◆ What is required:
Only the pictures are omitted; repeat all other data exactly.

◆ Data lines:
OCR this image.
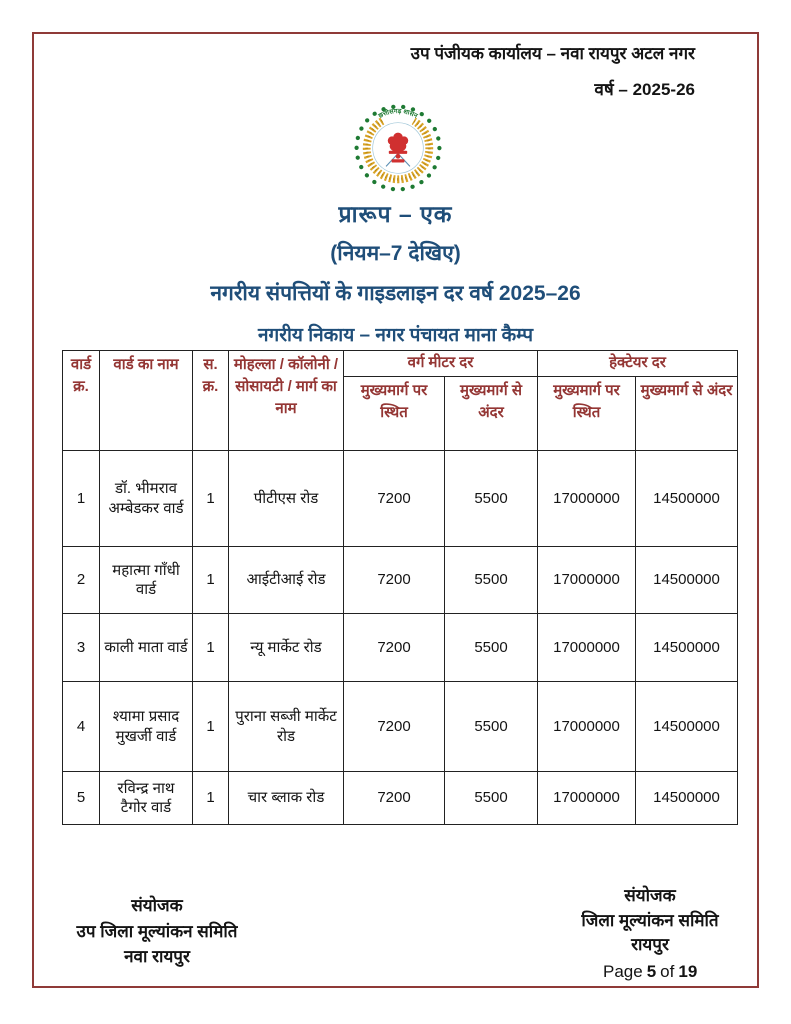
उप पंजीयक कार्यालय – नवा रायपुर अटल नगर
वर्ष – 2025-26
छत्तीसगढ़ शासन
प्रारूप – एक
(नियम–7 देखिए)
नगरीय संपत्तियों के गाइडलाइन दर वर्ष 2025–26
नगरीय निकाय – नगर पंचायत माना कैम्प
वार्ड क्र.	वार्ड का नाम	स. क्र.	मोहल्ला / कॉलोनी / सोसायटी / मार्ग का नाम	वर्ग मीटर दर		हेक्टेयर दर	
				मुख्यमार्ग पर स्थित	मुख्यमार्ग से अंदर	मुख्यमार्ग पर स्थित	मुख्यमार्ग से अंदर
1	डॉ. भीमराव अम्बेडकर वार्ड	1	पीटीएस रोड	7200	5500	17000000	14500000
2	महात्मा गाँधी वार्ड	1	आईटीआई रोड	7200	5500	17000000	14500000
3	काली माता वार्ड	1	न्यू मार्केट रोड	7200	5500	17000000	14500000
4	श्यामा प्रसाद मुखर्जी वार्ड	1	पुराना सब्जी मार्केट रोड	7200	5500	17000000	14500000
5	रविन्द्र नाथ टैगोर वार्ड	1	चार ब्लाक रोड	7200	5500	17000000	14500000
संयोजक
उप जिला मूल्यांकन समिति
नवा रायपुर
संयोजक
जिला मूल्यांकन समिति
रायपुर
Page 5 of 19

◆ Written answer:
OCR this image.
उप पंजीयक कार्यालय – नवा रायपुर अटल नगर
वर्ष – 2025-26
छत्तीसगढ़ शासन
प्रारूप – एक
(नियम–7 देखिए)
नगरीय संपत्तियों के गाइडलाइन दर वर्ष 2025–26
नगरीय निकाय – नगर पंचायत माना कैम्प
वार्ड क्र.	वार्ड का नाम	स. क्र.	मोहल्ला / कॉलोनी / सोसायटी / मार्ग का नाम	वर्ग मीटर दर		हेक्टेयर दर	
				मुख्यमार्ग पर स्थित	मुख्यमार्ग से अंदर	मुख्यमार्ग पर स्थित	मुख्यमार्ग से अंदर
1	डॉ. भीमराव अम्बेडकर वार्ड	1	पीटीएस रोड	7200	5500	17000000	14500000
2	महात्मा गाँधी वार्ड	1	आईटीआई रोड	7200	5500	17000000	14500000
3	काली माता वार्ड	1	न्यू मार्केट रोड	7200	5500	17000000	14500000
4	श्यामा प्रसाद मुखर्जी वार्ड	1	पुराना सब्जी मार्केट रोड	7200	5500	17000000	14500000
5	रविन्द्र नाथ टैगोर वार्ड	1	चार ब्लाक रोड	7200	5500	17000000	14500000
संयोजक
उप जिला मूल्यांकन समिति
नवा रायपुर
संयोजक
जिला मूल्यांकन समिति
रायपुर
Page 5 of 19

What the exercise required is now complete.